▶ INSTRUCTIONS TO FOLLOW: Take the entries below and print all of them exactly, please.

▶ SUPPLIED DATA:
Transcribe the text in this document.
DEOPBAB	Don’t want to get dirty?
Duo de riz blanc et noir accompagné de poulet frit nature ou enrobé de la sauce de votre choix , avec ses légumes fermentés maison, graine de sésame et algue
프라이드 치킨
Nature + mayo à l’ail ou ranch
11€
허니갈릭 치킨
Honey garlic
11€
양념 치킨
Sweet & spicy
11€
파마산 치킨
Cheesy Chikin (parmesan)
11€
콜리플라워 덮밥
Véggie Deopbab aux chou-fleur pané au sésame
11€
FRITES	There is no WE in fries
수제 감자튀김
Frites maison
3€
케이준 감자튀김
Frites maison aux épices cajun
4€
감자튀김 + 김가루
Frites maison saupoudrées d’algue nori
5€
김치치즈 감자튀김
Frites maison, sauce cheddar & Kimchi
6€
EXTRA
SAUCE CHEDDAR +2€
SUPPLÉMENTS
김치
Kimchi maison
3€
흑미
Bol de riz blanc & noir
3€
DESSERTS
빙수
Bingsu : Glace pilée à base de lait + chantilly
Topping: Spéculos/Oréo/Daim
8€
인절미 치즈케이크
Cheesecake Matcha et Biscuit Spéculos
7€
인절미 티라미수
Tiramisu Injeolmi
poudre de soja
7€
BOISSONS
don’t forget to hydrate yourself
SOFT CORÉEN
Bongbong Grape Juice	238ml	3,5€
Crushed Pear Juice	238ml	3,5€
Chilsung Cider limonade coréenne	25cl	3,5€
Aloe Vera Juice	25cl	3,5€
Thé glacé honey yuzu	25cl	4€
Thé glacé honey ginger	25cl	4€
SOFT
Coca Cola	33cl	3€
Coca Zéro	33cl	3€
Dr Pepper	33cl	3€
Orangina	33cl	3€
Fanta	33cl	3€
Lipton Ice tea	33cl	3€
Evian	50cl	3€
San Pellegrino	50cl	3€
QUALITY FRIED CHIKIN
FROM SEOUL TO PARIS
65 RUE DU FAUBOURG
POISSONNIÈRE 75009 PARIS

▶ FINISHED TASK:
Transcribe the text in this document.
DEOPBAB	Don’t want to get dirty?
Duo de riz blanc et noir accompagné de poulet frit nature ou enrobé de la sauce de votre choix , avec ses légumes fermentés maison, graine de sésame et algue
프라이드 치킨
Nature + mayo à l’ail ou ranch
11€
허니갈릭 치킨
Honey garlic
11€
양념 치킨
Sweet & spicy
11€
파마산 치킨
Cheesy Chikin (parmesan)
11€
콜리플라워 덮밥
Véggie Deopbab aux chou-fleur pané au sésame
11€
FRITES	There is no WE in fries
수제 감자튀김
Frites maison
3€
케이준 감자튀김
Frites maison aux épices cajun
4€
감자튀김 + 김가루
Frites maison saupoudrées d’algue nori
5€
김치치즈 감자튀김
Frites maison, sauce cheddar & Kimchi
6€
EXTRA
SAUCE CHEDDAR +2€
SUPPLÉMENTS
김치
Kimchi maison
3€
흑미
Bol de riz blanc & noir
3€
DESSERTS
빙수
Bingsu : Glace pilée à base de lait + chantilly
Topping: Spéculos/Oréo/Daim
8€
인절미 치즈케이크
Cheesecake Matcha et Biscuit Spéculos
7€
인절미 티라미수
Tiramisu Injeolmi
poudre de soja
7€
BOISSONS
don’t forget to hydrate yourself
SOFT CORÉEN
Bongbong Grape Juice	238ml	3,5€
Crushed Pear Juice	238ml	3,5€
Chilsung Cider limonade coréenne	25cl	3,5€
Aloe Vera Juice	25cl	3,5€
Thé glacé honey yuzu	25cl	4€
Thé glacé honey ginger	25cl	4€
SOFT
Coca Cola	33cl	3€
Coca Zéro	33cl	3€
Dr Pepper	33cl	3€
Orangina	33cl	3€
Fanta	33cl	3€
Lipton Ice tea	33cl	3€
Evian	50cl	3€
San Pellegrino	50cl	3€
QUALITY FRIED CHIKIN
FROM SEOUL TO PARIS
65 RUE DU FAUBOURG
POISSONNIÈRE 75009 PARIS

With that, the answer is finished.